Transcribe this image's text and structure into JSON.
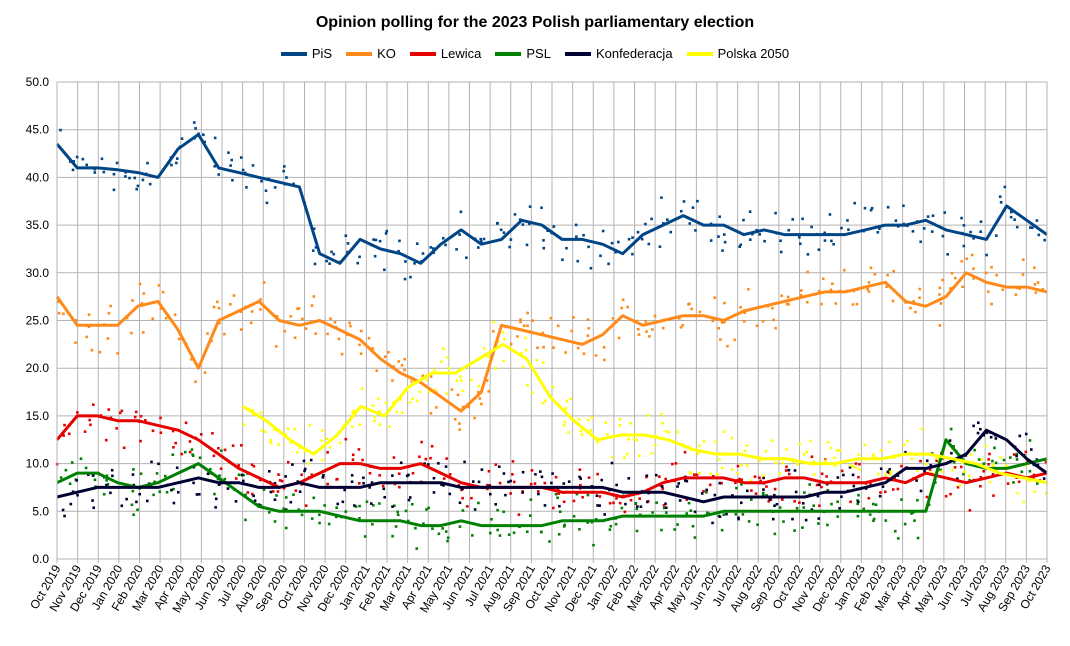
{
  "chart_data": {
    "type": "line",
    "title": "Opinion polling for the 2023 Polish parliamentary election",
    "legend_position": "top-center",
    "grid": true,
    "ylim": [
      0,
      50
    ],
    "y_ticks": [
      "0.0",
      "5.0",
      "10.0",
      "15.0",
      "20.0",
      "25.0",
      "30.0",
      "35.0",
      "40.0",
      "45.0",
      "50.0"
    ],
    "x_ticks": [
      "Oct 2019",
      "Nov 2019",
      "Dec 2019",
      "Jan 2020",
      "Feb 2020",
      "Mar 2020",
      "Apr 2020",
      "May 2020",
      "Jun 2020",
      "Jul 2020",
      "Aug 2020",
      "Sep 2020",
      "Oct 2020",
      "Nov 2020",
      "Dec 2020",
      "Jan 2021",
      "Feb 2021",
      "Mar 2021",
      "Apr 2021",
      "May 2021",
      "Jun 2021",
      "Jul 2021",
      "Aug 2021",
      "Sep 2021",
      "Oct 2021",
      "Nov 2021",
      "Dec 2021",
      "Jan 2022",
      "Feb 2022",
      "Mar 2022",
      "Apr 2022",
      "May 2022",
      "Jun 2022",
      "Jul 2022",
      "Aug 2022",
      "Sep 2022",
      "Oct 2022",
      "Nov 2022",
      "Dec 2022",
      "Jan 2023",
      "Feb 2023",
      "Mar 2023",
      "Apr 2023",
      "May 2023",
      "Jun 2023",
      "Jul 2023",
      "Aug 2023",
      "Sep 2023",
      "Oct 2023"
    ],
    "series": [
      {
        "name": "PiS",
        "color": "#004586",
        "values": [
          43.5,
          41,
          41,
          40.8,
          40.5,
          40,
          43,
          44.5,
          41,
          40.5,
          40,
          39.5,
          39,
          32,
          31,
          33.5,
          32.5,
          32,
          31,
          33,
          34.5,
          33,
          33.5,
          35.5,
          35,
          33.5,
          33.5,
          33,
          32,
          34,
          35,
          36,
          35,
          35,
          34,
          34.5,
          34,
          34,
          34,
          34,
          34.5,
          35,
          35,
          35.5,
          34.5,
          34,
          33.5,
          37,
          35.5,
          34
        ]
      },
      {
        "name": "KO",
        "color": "#ff8a1a",
        "values": [
          27.5,
          24.5,
          24.5,
          24.5,
          26.5,
          27,
          24,
          20,
          25,
          26,
          27,
          25,
          24.5,
          25,
          24,
          23,
          21,
          19.5,
          18.5,
          17,
          15.5,
          17.5,
          24.5,
          24,
          23.5,
          23,
          22.5,
          23.5,
          25.5,
          24.5,
          25,
          25.5,
          25.5,
          25,
          26,
          26.5,
          27,
          27.5,
          28,
          28,
          28.5,
          29,
          27,
          26.5,
          27.5,
          30,
          29,
          28.5,
          28.5,
          28
        ]
      },
      {
        "name": "Lewica",
        "color": "#e60000",
        "values": [
          12.5,
          15,
          15,
          14.5,
          14.5,
          14,
          13.5,
          12.5,
          11,
          9.5,
          8.5,
          7.5,
          8,
          9,
          10,
          10,
          9.5,
          9.5,
          10,
          9,
          8,
          7.5,
          7.5,
          7.5,
          7.5,
          7,
          7,
          7,
          6.5,
          7,
          8,
          8.5,
          8.5,
          8.5,
          8,
          8,
          8.5,
          8.5,
          8,
          8,
          8,
          8.5,
          8,
          9,
          8.5,
          8,
          8.5,
          9,
          8.5,
          9
        ]
      },
      {
        "name": "PSL",
        "color": "#008000",
        "values": [
          8,
          9,
          9,
          8,
          7.5,
          8,
          9,
          10,
          8.5,
          7,
          5.5,
          5,
          5,
          5,
          4.5,
          4,
          4,
          4,
          3.5,
          3.5,
          4,
          3.5,
          3.5,
          3.5,
          3.5,
          4,
          4,
          4,
          4.5,
          4.5,
          4.5,
          4.5,
          4.5,
          5,
          5,
          5,
          5,
          5,
          5,
          5,
          5,
          5,
          5,
          5,
          12.5,
          10,
          9.5,
          9.5,
          10,
          10.5
        ]
      },
      {
        "name": "Konfederacja",
        "color": "#000033",
        "values": [
          6.5,
          7,
          7.5,
          7.5,
          7.5,
          7.5,
          8,
          8.5,
          8,
          8,
          7.5,
          7.5,
          8,
          7.5,
          7.5,
          7.5,
          8,
          8,
          8,
          8,
          7.5,
          7.5,
          7.5,
          7.5,
          7.5,
          7.5,
          7.5,
          7.5,
          7,
          7,
          7,
          6.5,
          6,
          6.5,
          6.5,
          6.5,
          6.5,
          6.5,
          7,
          7,
          7.5,
          8,
          9.5,
          9.5,
          10,
          11,
          13.5,
          12.5,
          10.5,
          9
        ]
      },
      {
        "name": "Polska 2050",
        "color": "#ffff00",
        "x_start_index": 9,
        "values": [
          16,
          14.5,
          12.5,
          11,
          13,
          16,
          15,
          18,
          19.5,
          19.5,
          21,
          22.5,
          21,
          17,
          14.5,
          12.5,
          13,
          13,
          12.5,
          11.5,
          11,
          11,
          10.5,
          10.5,
          10,
          10,
          10.5,
          10.5,
          11,
          11,
          10.5,
          10,
          9,
          8.5,
          8
        ]
      }
    ]
  }
}
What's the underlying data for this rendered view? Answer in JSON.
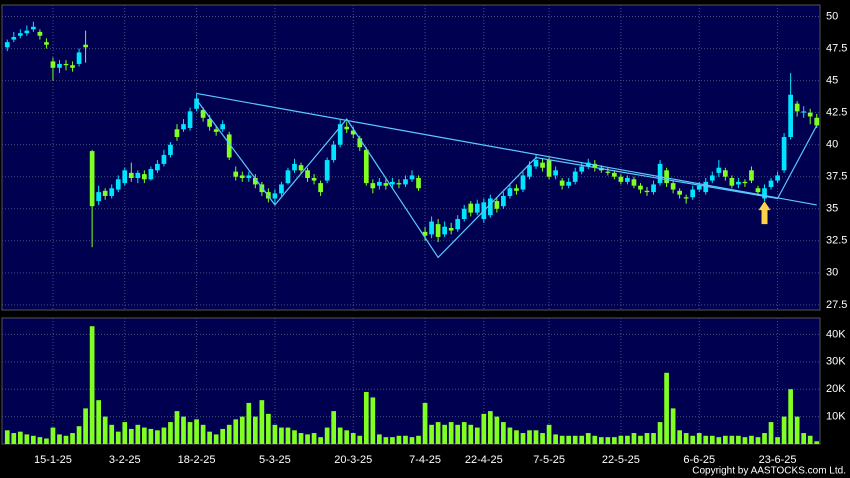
{
  "chart_data": {
    "type": "candlestick",
    "categories": [
      null,
      null,
      null,
      null,
      null,
      null,
      null,
      "15-1-25",
      null,
      null,
      null,
      null,
      null,
      null,
      null,
      null,
      null,
      null,
      "3-2-25",
      null,
      null,
      null,
      null,
      null,
      null,
      null,
      null,
      null,
      null,
      "18-2-25",
      null,
      null,
      null,
      null,
      null,
      null,
      null,
      null,
      null,
      null,
      null,
      "5-3-25",
      null,
      null,
      null,
      null,
      null,
      null,
      null,
      null,
      null,
      null,
      null,
      "20-3-25",
      null,
      null,
      null,
      null,
      null,
      null,
      null,
      null,
      null,
      null,
      "7-4-25",
      null,
      null,
      null,
      null,
      null,
      null,
      null,
      null,
      "22-4-25",
      null,
      null,
      null,
      null,
      null,
      null,
      null,
      null,
      null,
      "7-5-25",
      null,
      null,
      null,
      null,
      null,
      null,
      null,
      null,
      null,
      null,
      "22-5-25",
      null,
      null,
      null,
      null,
      null,
      null,
      null,
      null,
      null,
      null,
      null,
      "6-6-25",
      null,
      null,
      null,
      null,
      null,
      null,
      null,
      null,
      null,
      null,
      null,
      "23-6-25",
      null,
      null,
      null,
      null,
      null,
      null
    ],
    "open": [
      47.6,
      48.2,
      48.5,
      48.7,
      49.0,
      48.8,
      48.0,
      46.5,
      46.0,
      46.3,
      46.2,
      46.3,
      47.8,
      39.5,
      35.6,
      36.4,
      36.0,
      36.5,
      37.0,
      37.8,
      37.4,
      37.7,
      37.3,
      38.0,
      38.5,
      39.2,
      41.2,
      41.2,
      41.3,
      42.8,
      42.7,
      42.0,
      41.2,
      41.2,
      40.8,
      37.9,
      37.6,
      37.4,
      37.4,
      36.9,
      36.3,
      35.8,
      36.2,
      37.0,
      38.0,
      38.4,
      38.0,
      37.4,
      37.0,
      37.2,
      38.8,
      40.0,
      41.4,
      41.1,
      40.5,
      39.6,
      37.0,
      36.8,
      37.0,
      36.9,
      37.0,
      36.9,
      37.3,
      37.4,
      33.2,
      33.0,
      33.8,
      33.0,
      33.5,
      33.4,
      34.2,
      35.4,
      34.7,
      34.2,
      34.5,
      35.6,
      35.2,
      36.0,
      36.6,
      36.5,
      37.5,
      38.3,
      38.6,
      38.8,
      37.6,
      37.2,
      36.8,
      37.1,
      37.9,
      38.3,
      38.5,
      38.2,
      37.9,
      37.8,
      37.5,
      37.1,
      37.3,
      36.8,
      36.4,
      36.3,
      37.0,
      38.0,
      37.0,
      36.4,
      35.9,
      35.9,
      36.5,
      36.3,
      37.2,
      37.8,
      38.0,
      37.4,
      36.9,
      37.1,
      38.0,
      36.6,
      35.8,
      36.7,
      37.2,
      38.0,
      40.6,
      43.2,
      42.5,
      42.5,
      42.1
    ],
    "high": [
      48.2,
      48.8,
      49.0,
      49.3,
      49.6,
      49.0,
      48.3,
      46.8,
      46.6,
      46.6,
      46.5,
      47.5,
      48.9,
      39.6,
      36.8,
      36.6,
      36.9,
      37.6,
      38.2,
      38.6,
      38.0,
      38.0,
      38.3,
      38.8,
      39.6,
      40.2,
      41.6,
      42.0,
      42.9,
      44.0,
      42.9,
      42.3,
      41.5,
      41.9,
      41.0,
      38.3,
      37.9,
      37.9,
      37.7,
      37.1,
      36.6,
      36.5,
      37.1,
      38.2,
      38.9,
      38.6,
      38.2,
      37.7,
      37.2,
      39.0,
      40.3,
      42.0,
      41.8,
      41.4,
      40.7,
      39.8,
      37.3,
      37.4,
      37.3,
      37.4,
      37.3,
      37.6,
      38.0,
      37.6,
      33.6,
      34.4,
      34.2,
      34.0,
      33.9,
      34.5,
      35.3,
      35.6,
      35.7,
      35.8,
      36.1,
      35.9,
      36.3,
      36.9,
      36.9,
      37.9,
      38.7,
      39.2,
      38.9,
      39.0,
      38.3,
      37.4,
      37.4,
      38.2,
      38.6,
      38.9,
      38.8,
      38.4,
      38.2,
      38.0,
      37.7,
      37.6,
      37.5,
      37.0,
      36.7,
      37.2,
      38.8,
      38.2,
      37.2,
      36.6,
      36.1,
      36.8,
      37.1,
      37.4,
      37.9,
      38.8,
      38.2,
      37.6,
      37.4,
      37.3,
      38.3,
      36.8,
      36.9,
      37.4,
      37.9,
      40.9,
      45.6,
      43.4,
      43.0,
      42.8,
      42.4
    ],
    "low": [
      47.3,
      48.0,
      48.3,
      48.5,
      48.8,
      48.2,
      47.5,
      45.0,
      45.6,
      45.8,
      45.7,
      46.1,
      46.4,
      32.0,
      35.3,
      35.7,
      35.8,
      36.3,
      36.8,
      37.1,
      37.0,
      37.0,
      37.2,
      37.8,
      38.3,
      39.0,
      40.3,
      41.0,
      41.1,
      42.6,
      41.8,
      41.1,
      40.7,
      41.0,
      38.8,
      37.2,
      37.1,
      37.1,
      36.6,
      36.0,
      35.5,
      35.4,
      36.0,
      36.9,
      37.8,
      37.7,
      37.1,
      36.9,
      36.0,
      37.0,
      38.6,
      39.8,
      40.9,
      40.5,
      39.5,
      36.8,
      36.2,
      36.5,
      36.5,
      36.6,
      36.6,
      36.7,
      37.1,
      36.4,
      32.5,
      32.7,
      32.4,
      32.8,
      33.0,
      33.2,
      34.0,
      34.4,
      34.5,
      33.9,
      34.3,
      34.7,
      35.0,
      35.8,
      36.1,
      36.3,
      37.3,
      38.1,
      37.9,
      37.3,
      37.3,
      36.5,
      36.6,
      36.9,
      37.7,
      38.1,
      37.9,
      37.8,
      37.6,
      37.3,
      36.9,
      36.9,
      36.6,
      36.2,
      36.0,
      36.1,
      36.8,
      36.7,
      36.2,
      35.8,
      35.4,
      35.7,
      36.3,
      36.1,
      37.0,
      37.5,
      37.2,
      36.6,
      36.6,
      36.7,
      37.0,
      36.0,
      35.6,
      36.5,
      37.0,
      37.8,
      40.4,
      42.2,
      42.1,
      41.6,
      41.3
    ],
    "close": [
      48.0,
      48.4,
      48.7,
      48.9,
      49.2,
      48.5,
      47.8,
      46.0,
      46.3,
      46.2,
      46.0,
      47.2,
      47.6,
      35.2,
      36.3,
      36.0,
      36.6,
      37.3,
      38.0,
      37.4,
      37.8,
      37.3,
      38.1,
      38.5,
      39.2,
      40.0,
      40.6,
      41.6,
      42.6,
      43.6,
      42.1,
      41.4,
      41.0,
      41.6,
      39.0,
      37.5,
      37.4,
      37.6,
      36.9,
      36.3,
      35.8,
      36.2,
      36.9,
      38.0,
      38.5,
      38.0,
      37.4,
      37.2,
      36.3,
      38.8,
      40.0,
      41.6,
      41.2,
      40.8,
      39.8,
      37.0,
      36.6,
      37.1,
      36.8,
      37.1,
      36.9,
      37.3,
      37.6,
      36.6,
      32.9,
      34.0,
      32.8,
      33.6,
      33.3,
      34.2,
      35.0,
      34.7,
      35.4,
      35.5,
      35.8,
      35.0,
      36.0,
      36.6,
      36.4,
      37.6,
      38.4,
      38.8,
      38.2,
      37.5,
      38.0,
      36.8,
      37.1,
      37.9,
      38.3,
      38.6,
      38.2,
      38.0,
      37.8,
      37.5,
      37.1,
      37.4,
      36.8,
      36.5,
      36.3,
      36.9,
      38.5,
      37.0,
      36.5,
      36.1,
      35.8,
      36.5,
      36.8,
      37.1,
      37.6,
      38.2,
      37.5,
      36.8,
      37.1,
      37.0,
      37.2,
      36.3,
      36.6,
      37.2,
      37.6,
      40.6,
      43.9,
      42.6,
      42.6,
      42.2,
      41.5
    ],
    "volume": [
      5000,
      4000,
      4500,
      3500,
      3000,
      2500,
      2000,
      6000,
      3500,
      3000,
      4000,
      6500,
      13000,
      43000,
      16000,
      10000,
      7000,
      4500,
      8000,
      5500,
      7000,
      6000,
      5500,
      5000,
      6000,
      8000,
      12000,
      10000,
      8000,
      9000,
      7000,
      4500,
      3500,
      5500,
      7000,
      9000,
      10000,
      15000,
      10000,
      16000,
      11000,
      7000,
      6000,
      6000,
      5000,
      4000,
      3500,
      4000,
      2500,
      6000,
      12000,
      6000,
      5000,
      4000,
      3000,
      19000,
      17000,
      3500,
      2500,
      2500,
      3000,
      3000,
      2500,
      3000,
      15000,
      7000,
      8000,
      7000,
      8000,
      7000,
      8000,
      7000,
      6000,
      11000,
      12000,
      10000,
      8000,
      6000,
      5000,
      4000,
      5000,
      5000,
      4000,
      7000,
      3500,
      3000,
      3000,
      3000,
      3000,
      4000,
      3000,
      2500,
      2500,
      2500,
      3000,
      3000,
      4000,
      3000,
      4000,
      4000,
      8000,
      26000,
      13000,
      5000,
      4000,
      3000,
      4000,
      3000,
      3000,
      2500,
      3000,
      3000,
      3000,
      2500,
      3000,
      2500,
      4000,
      8000,
      2500,
      10000,
      20000,
      10000,
      4000,
      3000,
      1000
    ],
    "up_color": "#00e5ff",
    "down_color": "#80ff20",
    "volume_color": "#80ff20",
    "ylim": [
      27.1,
      50.9
    ],
    "yticks": [
      27.5,
      30,
      32.5,
      35,
      37.5,
      40,
      42.5,
      45,
      47.5,
      50
    ],
    "volume_ylim": [
      0,
      46000
    ],
    "volume_yticks": [
      {
        "value": 10000,
        "label": "10K"
      },
      {
        "value": 20000,
        "label": "20K"
      },
      {
        "value": 30000,
        "label": "30K"
      },
      {
        "value": 40000,
        "label": "40K"
      }
    ],
    "grid": true,
    "trendlines": [
      {
        "color": "#5bc8ff",
        "x": [
          29,
          124
        ],
        "y": [
          44,
          35.3
        ]
      },
      {
        "color": "#5bc8ff",
        "x": [
          29,
          41,
          52,
          66,
          81,
          118,
          124
        ],
        "y": [
          43.5,
          35.3,
          42,
          31.2,
          39,
          35.8,
          41.5
        ]
      }
    ],
    "marker": {
      "color": "#ffd24a",
      "x": 116,
      "y": 35.6
    },
    "copyright": "Copyright by AASTOCKS.com Ltd."
  }
}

★ ★ ★ ★ ★ ★ ★

Task to carry out
Every line above that contains the word "label" should be reported.

Answer in full
        "label": "10K"
        "label": "20K"
        "label": "30K"
        "label": "40K"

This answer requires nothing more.